--- RECORDS ---
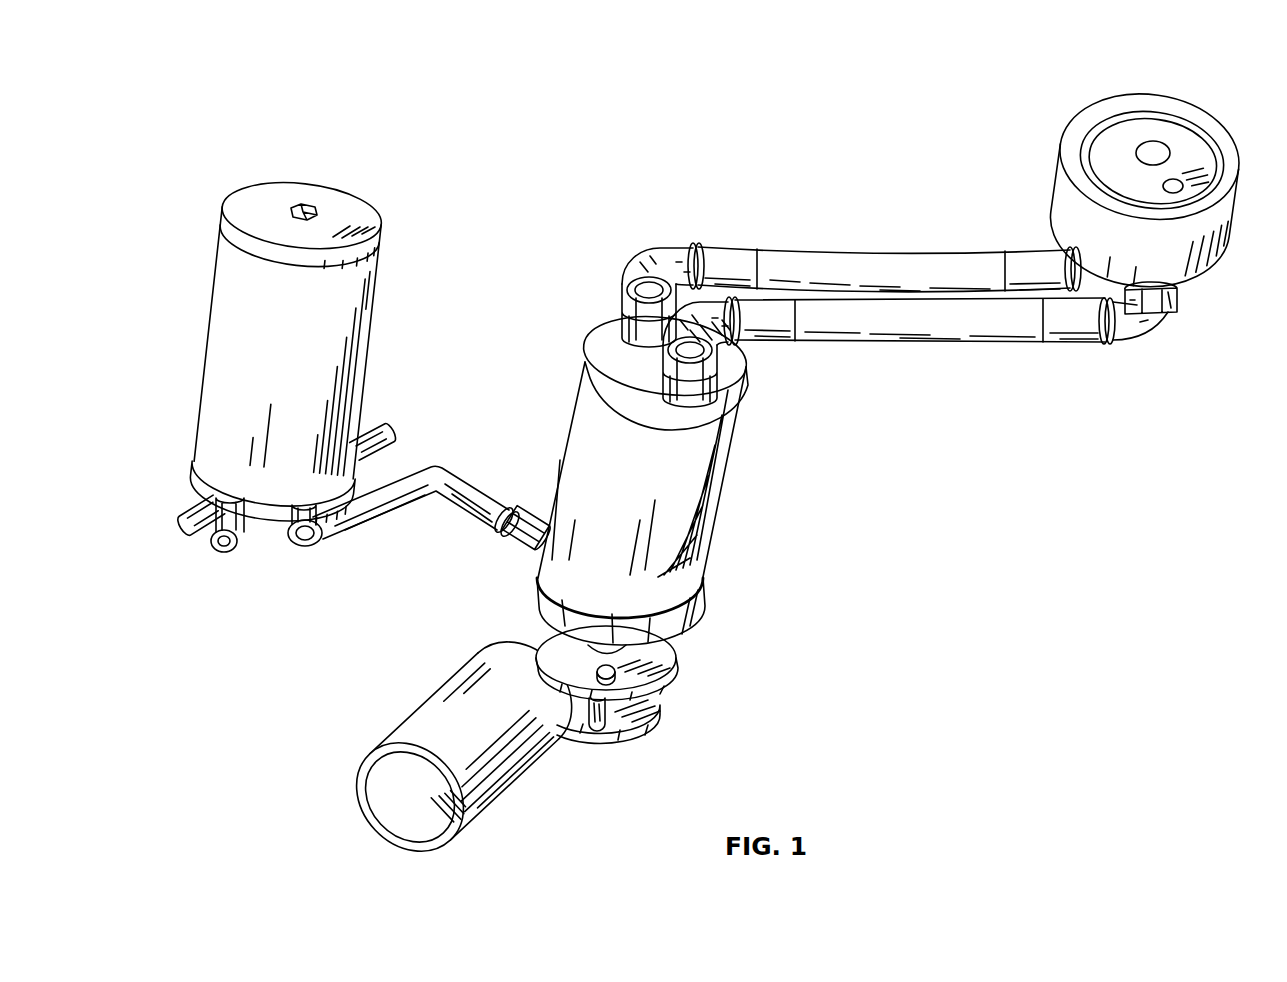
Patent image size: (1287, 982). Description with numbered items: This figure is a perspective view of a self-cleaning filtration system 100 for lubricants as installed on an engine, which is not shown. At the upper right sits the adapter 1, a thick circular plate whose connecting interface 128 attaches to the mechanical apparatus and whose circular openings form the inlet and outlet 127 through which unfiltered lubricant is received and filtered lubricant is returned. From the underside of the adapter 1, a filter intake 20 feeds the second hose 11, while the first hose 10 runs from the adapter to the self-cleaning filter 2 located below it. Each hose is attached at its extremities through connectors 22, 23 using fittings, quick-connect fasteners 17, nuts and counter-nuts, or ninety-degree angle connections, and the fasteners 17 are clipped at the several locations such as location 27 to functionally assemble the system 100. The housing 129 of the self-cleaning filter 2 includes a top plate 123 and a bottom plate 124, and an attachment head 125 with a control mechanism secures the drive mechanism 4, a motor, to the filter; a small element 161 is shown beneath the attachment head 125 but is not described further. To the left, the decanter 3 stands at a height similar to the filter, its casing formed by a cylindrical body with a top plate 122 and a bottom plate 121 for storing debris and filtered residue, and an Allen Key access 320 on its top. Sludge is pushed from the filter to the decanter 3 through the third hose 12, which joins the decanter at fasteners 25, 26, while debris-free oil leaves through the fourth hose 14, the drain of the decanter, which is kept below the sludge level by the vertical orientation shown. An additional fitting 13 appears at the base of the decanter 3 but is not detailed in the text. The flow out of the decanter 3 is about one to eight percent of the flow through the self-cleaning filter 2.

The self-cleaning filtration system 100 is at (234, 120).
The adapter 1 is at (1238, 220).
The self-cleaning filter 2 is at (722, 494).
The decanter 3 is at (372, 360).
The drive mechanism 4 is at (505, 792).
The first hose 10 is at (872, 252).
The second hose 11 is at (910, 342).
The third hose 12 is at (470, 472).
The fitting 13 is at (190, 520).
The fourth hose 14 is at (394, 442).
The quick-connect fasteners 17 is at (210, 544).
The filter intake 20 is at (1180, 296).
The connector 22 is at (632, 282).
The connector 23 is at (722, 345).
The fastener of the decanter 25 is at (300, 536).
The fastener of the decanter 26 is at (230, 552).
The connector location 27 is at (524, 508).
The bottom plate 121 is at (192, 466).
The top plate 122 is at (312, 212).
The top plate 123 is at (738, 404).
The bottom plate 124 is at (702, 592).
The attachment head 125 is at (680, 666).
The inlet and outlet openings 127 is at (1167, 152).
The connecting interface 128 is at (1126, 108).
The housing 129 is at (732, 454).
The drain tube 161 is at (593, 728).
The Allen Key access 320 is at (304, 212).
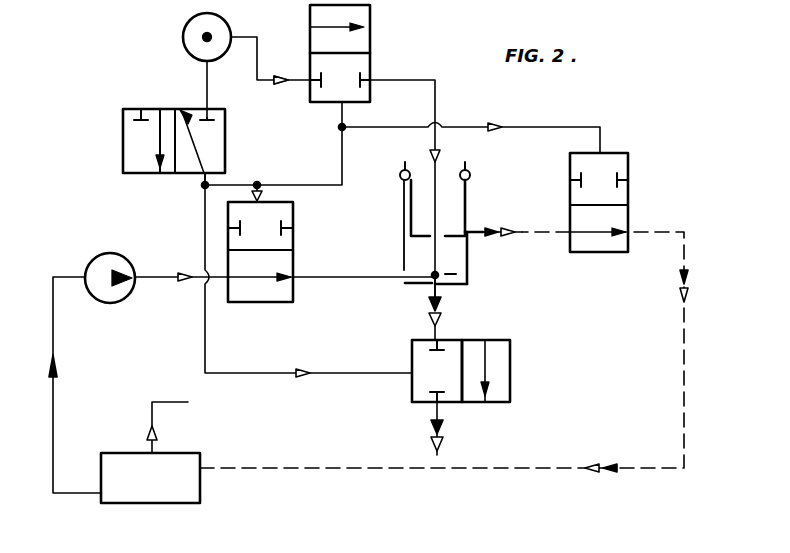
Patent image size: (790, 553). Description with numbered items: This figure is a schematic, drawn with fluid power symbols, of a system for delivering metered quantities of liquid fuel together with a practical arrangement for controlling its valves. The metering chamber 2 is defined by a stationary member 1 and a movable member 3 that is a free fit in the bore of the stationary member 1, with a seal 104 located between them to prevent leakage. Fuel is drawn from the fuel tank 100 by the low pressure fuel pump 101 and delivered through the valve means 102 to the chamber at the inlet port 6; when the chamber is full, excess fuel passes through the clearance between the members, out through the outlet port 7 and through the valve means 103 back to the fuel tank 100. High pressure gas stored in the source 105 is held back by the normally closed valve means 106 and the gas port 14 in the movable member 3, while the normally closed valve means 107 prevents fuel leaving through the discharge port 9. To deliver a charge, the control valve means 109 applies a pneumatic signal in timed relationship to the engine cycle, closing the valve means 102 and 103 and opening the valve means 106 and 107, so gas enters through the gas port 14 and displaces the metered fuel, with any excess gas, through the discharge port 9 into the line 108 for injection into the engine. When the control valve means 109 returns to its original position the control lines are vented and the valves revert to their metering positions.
---
■ OBJECTIVE ■
Reproduce all of the data above word for word, leaving out the pictures.

■ EXERCISE SOLUTION ■
Patent image size: (1287, 982). Description with numbered items: This figure is a perspective view of a self-cleaning filtration system 100 for lubricants as installed on an engine, which is not shown. At the upper right sits the adapter 1, a thick circular plate whose connecting interface 128 attaches to the mechanical apparatus and whose circular openings form the inlet and outlet 127 through which unfiltered lubricant is received and filtered lubricant is returned. From the underside of the adapter 1, a filter intake 20 feeds the second hose 11, while the first hose 10 runs from the adapter to the self-cleaning filter 2 located below it. Each hose is attached at its extremities through connectors 22, 23 using fittings, quick-connect fasteners 17, nuts and counter-nuts, or ninety-degree angle connections, and the fasteners 17 are clipped at the several locations such as location 27 to functionally assemble the system 100. The housing 129 of the self-cleaning filter 2 includes a top plate 123 and a bottom plate 124, and an attachment head 125 with a control mechanism secures the drive mechanism 4, a motor, to the filter; a small element 161 is shown beneath the attachment head 125 but is not described further. To the left, the decanter 3 stands at a height similar to the filter, its casing formed by a cylindrical body with a top plate 122 and a bottom plate 121 for storing debris and filtered residue, and an Allen Key access 320 on its top. Sludge is pushed from the filter to the decanter 3 through the third hose 12, which joins the decanter at fasteners 25, 26, while debris-free oil leaves through the fourth hose 14, the drain of the decanter, which is kept below the sludge level by the vertical orientation shown. An additional fitting 13 appears at the base of the decanter 3 but is not detailed in the text. The flow out of the decanter 3 is about one to eight percent of the flow through the self-cleaning filter 2.

The self-cleaning filtration system 100 is at (234, 120).
The adapter 1 is at (1238, 220).
The self-cleaning filter 2 is at (722, 494).
The decanter 3 is at (372, 360).
The drive mechanism 4 is at (505, 792).
The first hose 10 is at (872, 252).
The second hose 11 is at (910, 342).
The third hose 12 is at (470, 472).
The fitting 13 is at (190, 520).
The fourth hose 14 is at (394, 442).
The quick-connect fasteners 17 is at (210, 544).
The filter intake 20 is at (1180, 296).
The connector 22 is at (632, 282).
The connector 23 is at (722, 345).
The fastener of the decanter 25 is at (300, 536).
The fastener of the decanter 26 is at (230, 552).
The connector location 27 is at (524, 508).
The bottom plate 121 is at (192, 466).
The top plate 122 is at (312, 212).
The top plate 123 is at (738, 404).
The bottom plate 124 is at (702, 592).
The attachment head 125 is at (680, 666).
The inlet and outlet openings 127 is at (1167, 152).
The connecting interface 128 is at (1126, 108).
The housing 129 is at (732, 454).
The drain tube 161 is at (593, 728).
The Allen Key access 320 is at (304, 212).
Patent image size: (790, 553). Description with numbered items: This figure is a schematic, drawn with fluid power symbols, of a system for delivering metered quantities of liquid fuel together with a practical arrangement for controlling its valves. The metering chamber 2 is defined by a stationary member 1 and a movable member 3 that is a free fit in the bore of the stationary member 1, with a seal 104 located between them to prevent leakage. Fuel is drawn from the fuel tank 100 by the low pressure fuel pump 101 and delivered through the valve means 102 to the chamber at the inlet port 6; when the chamber is full, excess fuel passes through the clearance between the members, out through the outlet port 7 and through the valve means 103 back to the fuel tank 100. High pressure gas stored in the source 105 is held back by the normally closed valve means 106 and the gas port 14 in the movable member 3, while the normally closed valve means 107 prevents fuel leaving through the discharge port 9. To deliver a charge, the control valve means 109 applies a pneumatic signal in timed relationship to the engine cycle, closing the valve means 102 and 103 and opening the valve means 106 and 107, so gas enters through the gas port 14 and displaces the metered fuel, with any excess gas, through the discharge port 9 into the line 108 for injection into the engine. When the control valve means 109 returns to its original position the control lines are vented and the valves revert to their metering positions.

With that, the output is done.